» **WHAT IS NEEDED**: Look for "KOPIKO" in each line of the entries, and return the matching lines.
━━━ ENTRIES
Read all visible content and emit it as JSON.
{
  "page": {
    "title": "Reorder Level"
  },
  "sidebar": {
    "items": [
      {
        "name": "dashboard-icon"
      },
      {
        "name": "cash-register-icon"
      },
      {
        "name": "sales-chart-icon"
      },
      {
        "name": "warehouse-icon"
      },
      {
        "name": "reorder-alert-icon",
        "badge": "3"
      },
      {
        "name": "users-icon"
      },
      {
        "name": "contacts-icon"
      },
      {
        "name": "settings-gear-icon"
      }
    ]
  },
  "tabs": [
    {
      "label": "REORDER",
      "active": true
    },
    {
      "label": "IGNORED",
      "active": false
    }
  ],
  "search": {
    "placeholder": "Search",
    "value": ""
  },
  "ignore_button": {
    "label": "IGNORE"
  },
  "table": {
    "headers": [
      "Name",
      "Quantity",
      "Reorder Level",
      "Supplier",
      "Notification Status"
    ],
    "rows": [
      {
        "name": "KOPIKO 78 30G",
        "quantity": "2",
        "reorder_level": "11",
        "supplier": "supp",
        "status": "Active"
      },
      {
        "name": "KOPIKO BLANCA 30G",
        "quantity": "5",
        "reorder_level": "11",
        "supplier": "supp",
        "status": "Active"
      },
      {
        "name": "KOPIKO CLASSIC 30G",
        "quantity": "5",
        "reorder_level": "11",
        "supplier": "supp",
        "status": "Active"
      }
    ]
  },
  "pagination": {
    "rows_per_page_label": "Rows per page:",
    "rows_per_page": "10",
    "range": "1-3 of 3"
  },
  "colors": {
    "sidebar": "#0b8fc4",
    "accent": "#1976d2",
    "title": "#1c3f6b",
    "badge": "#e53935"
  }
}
━━━━━━
» **OUTPUT OF THE EXERCISE**:
        "name": "KOPIKO 78 30G",
        "name": "KOPIKO BLANCA 30G",
        "name": "KOPIKO CLASSIC 30G",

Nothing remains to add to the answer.